TASK PROMPT
In the listing below, find every line with the string "page" and pull it out.

DATA ROWS
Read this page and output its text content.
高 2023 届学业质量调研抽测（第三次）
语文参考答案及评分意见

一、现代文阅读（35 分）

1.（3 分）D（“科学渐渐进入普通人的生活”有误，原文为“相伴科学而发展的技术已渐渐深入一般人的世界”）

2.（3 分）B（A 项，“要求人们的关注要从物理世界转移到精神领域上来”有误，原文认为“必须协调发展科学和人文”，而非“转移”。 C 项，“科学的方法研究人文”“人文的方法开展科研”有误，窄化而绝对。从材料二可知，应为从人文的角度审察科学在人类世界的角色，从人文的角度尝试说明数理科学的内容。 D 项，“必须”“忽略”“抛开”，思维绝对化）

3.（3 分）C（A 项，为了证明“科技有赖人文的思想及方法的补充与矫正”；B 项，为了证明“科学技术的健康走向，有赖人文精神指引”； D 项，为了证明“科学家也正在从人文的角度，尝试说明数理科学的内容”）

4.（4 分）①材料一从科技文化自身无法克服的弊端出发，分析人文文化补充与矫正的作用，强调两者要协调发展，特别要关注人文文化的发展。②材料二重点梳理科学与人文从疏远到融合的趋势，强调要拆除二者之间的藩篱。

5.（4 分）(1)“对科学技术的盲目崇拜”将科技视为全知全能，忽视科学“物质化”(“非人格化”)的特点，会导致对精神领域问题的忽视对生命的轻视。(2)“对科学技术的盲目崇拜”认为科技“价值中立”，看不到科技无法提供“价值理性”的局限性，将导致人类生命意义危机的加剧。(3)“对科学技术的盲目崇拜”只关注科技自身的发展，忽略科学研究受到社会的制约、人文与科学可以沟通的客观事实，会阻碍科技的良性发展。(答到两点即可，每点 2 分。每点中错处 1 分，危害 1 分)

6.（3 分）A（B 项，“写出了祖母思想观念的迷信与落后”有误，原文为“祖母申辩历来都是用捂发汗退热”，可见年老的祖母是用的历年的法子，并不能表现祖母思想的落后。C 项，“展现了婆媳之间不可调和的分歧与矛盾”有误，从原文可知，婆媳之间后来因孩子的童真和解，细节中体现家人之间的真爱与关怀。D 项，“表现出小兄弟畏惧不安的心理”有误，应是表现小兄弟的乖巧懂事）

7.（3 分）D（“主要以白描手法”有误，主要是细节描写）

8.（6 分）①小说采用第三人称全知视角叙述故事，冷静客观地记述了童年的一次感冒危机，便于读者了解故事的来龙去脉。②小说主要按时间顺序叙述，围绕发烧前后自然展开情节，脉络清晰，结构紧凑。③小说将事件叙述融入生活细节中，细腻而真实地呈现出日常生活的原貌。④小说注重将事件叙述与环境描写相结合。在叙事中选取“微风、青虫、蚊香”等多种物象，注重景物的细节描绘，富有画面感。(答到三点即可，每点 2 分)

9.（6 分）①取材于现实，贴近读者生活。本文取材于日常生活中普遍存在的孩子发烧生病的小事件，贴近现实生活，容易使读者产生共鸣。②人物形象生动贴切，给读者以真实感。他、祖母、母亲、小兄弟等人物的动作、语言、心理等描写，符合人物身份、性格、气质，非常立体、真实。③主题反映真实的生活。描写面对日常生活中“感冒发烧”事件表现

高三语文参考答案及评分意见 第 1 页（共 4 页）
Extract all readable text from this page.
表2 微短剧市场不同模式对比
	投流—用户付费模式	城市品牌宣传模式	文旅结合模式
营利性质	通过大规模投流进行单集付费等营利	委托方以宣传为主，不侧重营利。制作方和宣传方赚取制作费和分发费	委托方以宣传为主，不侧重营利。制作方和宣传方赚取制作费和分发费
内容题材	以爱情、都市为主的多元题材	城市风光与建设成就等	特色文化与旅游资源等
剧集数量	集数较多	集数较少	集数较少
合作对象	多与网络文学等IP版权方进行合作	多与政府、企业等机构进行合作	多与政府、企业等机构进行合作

RESULT
Read this page and output its text content.
Extract all readable text from this page.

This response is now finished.